▶ _WORK INSTRUCTIONS_: Where a line contains the word "WNUCZKA", copy that line.

▶ _DATA LINES_:
* begin *

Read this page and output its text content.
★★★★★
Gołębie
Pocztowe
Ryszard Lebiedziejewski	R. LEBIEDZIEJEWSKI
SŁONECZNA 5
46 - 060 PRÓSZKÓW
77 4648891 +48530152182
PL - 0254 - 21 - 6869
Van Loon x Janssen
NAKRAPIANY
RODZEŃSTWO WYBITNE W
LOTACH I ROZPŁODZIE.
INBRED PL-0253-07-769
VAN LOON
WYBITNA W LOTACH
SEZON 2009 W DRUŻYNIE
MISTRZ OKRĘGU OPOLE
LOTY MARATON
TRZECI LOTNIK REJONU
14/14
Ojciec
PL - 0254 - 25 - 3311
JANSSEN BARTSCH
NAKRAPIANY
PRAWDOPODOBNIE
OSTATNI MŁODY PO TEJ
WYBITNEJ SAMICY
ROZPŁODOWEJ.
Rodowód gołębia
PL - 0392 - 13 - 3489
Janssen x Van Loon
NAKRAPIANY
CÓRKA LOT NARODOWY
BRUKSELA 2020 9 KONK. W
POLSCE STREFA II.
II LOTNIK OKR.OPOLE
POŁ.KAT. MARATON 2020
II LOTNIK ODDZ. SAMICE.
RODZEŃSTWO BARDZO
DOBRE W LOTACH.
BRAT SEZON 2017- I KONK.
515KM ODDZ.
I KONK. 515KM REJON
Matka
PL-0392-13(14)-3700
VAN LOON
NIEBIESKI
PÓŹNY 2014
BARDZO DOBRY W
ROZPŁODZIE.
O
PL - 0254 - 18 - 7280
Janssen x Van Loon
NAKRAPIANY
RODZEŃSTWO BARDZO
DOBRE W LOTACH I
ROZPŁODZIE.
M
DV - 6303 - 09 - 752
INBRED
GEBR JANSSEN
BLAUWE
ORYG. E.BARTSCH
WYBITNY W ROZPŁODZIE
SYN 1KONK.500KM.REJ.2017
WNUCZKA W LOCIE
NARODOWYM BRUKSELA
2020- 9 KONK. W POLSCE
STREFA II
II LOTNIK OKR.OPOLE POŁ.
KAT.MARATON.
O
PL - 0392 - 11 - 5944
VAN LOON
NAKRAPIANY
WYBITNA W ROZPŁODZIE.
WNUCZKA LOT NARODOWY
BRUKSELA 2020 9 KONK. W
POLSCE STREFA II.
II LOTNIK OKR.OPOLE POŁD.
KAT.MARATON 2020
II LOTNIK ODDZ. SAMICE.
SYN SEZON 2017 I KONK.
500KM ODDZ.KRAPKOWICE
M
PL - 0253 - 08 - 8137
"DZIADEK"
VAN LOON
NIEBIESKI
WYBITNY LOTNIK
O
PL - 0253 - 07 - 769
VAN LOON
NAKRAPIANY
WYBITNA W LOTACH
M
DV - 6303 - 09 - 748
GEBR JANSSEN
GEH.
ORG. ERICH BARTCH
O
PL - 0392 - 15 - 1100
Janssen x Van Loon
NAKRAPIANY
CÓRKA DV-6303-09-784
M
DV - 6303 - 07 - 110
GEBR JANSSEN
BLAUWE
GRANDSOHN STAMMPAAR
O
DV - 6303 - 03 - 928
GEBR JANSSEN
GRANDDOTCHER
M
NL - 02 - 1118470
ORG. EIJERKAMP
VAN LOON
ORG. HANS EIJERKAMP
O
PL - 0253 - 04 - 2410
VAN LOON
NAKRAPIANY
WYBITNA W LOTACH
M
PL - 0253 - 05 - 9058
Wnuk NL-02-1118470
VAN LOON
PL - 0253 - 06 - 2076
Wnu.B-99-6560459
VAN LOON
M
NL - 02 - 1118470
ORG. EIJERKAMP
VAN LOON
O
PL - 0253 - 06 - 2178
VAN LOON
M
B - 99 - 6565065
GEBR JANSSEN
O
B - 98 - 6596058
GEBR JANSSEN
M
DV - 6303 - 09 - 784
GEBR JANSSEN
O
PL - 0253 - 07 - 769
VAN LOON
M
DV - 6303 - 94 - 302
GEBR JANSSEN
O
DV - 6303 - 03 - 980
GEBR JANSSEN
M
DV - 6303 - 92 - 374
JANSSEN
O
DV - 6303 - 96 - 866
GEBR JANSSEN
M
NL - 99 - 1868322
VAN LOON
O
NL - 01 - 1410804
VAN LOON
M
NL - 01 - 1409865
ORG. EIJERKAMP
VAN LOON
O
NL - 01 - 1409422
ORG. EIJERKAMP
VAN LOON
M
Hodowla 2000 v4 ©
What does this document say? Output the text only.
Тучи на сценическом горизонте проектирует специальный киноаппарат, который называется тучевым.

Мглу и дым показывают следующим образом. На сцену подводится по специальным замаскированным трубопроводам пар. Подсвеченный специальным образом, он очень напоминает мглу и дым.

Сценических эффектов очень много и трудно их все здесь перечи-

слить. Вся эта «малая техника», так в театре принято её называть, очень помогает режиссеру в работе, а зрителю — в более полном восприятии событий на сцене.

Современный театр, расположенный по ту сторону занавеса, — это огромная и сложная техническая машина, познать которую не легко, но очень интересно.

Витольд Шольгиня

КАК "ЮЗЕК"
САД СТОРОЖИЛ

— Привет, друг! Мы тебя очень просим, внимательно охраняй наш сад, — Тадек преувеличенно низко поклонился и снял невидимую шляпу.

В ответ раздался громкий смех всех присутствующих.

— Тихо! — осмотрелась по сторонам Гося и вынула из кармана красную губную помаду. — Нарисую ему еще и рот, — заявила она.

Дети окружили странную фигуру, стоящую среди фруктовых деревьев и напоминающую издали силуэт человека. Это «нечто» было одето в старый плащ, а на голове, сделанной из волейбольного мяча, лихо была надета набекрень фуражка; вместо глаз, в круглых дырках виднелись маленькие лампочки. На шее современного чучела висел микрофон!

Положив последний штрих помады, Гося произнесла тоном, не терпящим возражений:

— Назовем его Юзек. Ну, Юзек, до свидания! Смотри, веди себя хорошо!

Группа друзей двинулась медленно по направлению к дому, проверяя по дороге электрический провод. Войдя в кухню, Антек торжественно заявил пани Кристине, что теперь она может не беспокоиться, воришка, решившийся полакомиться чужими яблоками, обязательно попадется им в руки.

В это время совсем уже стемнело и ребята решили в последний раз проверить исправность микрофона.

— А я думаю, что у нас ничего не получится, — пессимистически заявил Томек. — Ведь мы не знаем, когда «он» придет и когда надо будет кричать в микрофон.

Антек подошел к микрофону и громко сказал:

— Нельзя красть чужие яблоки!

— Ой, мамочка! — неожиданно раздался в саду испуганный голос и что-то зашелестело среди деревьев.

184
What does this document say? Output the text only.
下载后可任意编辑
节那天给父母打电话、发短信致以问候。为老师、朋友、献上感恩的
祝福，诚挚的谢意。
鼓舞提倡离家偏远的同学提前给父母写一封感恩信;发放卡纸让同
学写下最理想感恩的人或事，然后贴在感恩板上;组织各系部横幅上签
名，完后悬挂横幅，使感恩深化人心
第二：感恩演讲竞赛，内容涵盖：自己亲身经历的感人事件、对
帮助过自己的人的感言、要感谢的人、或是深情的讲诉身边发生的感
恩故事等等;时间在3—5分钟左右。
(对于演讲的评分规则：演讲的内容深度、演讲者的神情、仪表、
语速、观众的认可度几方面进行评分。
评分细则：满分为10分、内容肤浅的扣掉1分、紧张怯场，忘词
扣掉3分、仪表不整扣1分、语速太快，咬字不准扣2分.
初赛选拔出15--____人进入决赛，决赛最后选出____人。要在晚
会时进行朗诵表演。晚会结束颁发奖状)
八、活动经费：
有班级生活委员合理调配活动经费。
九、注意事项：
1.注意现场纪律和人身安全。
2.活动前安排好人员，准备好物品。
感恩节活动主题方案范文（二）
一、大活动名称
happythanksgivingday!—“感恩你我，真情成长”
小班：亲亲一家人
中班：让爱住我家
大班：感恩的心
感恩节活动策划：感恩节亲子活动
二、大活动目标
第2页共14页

* end *

▶ _ANSWER FOR THIS EXERCISE_:
WNUCZKA W LOCIE
WNUCZKA LOT NARODOWY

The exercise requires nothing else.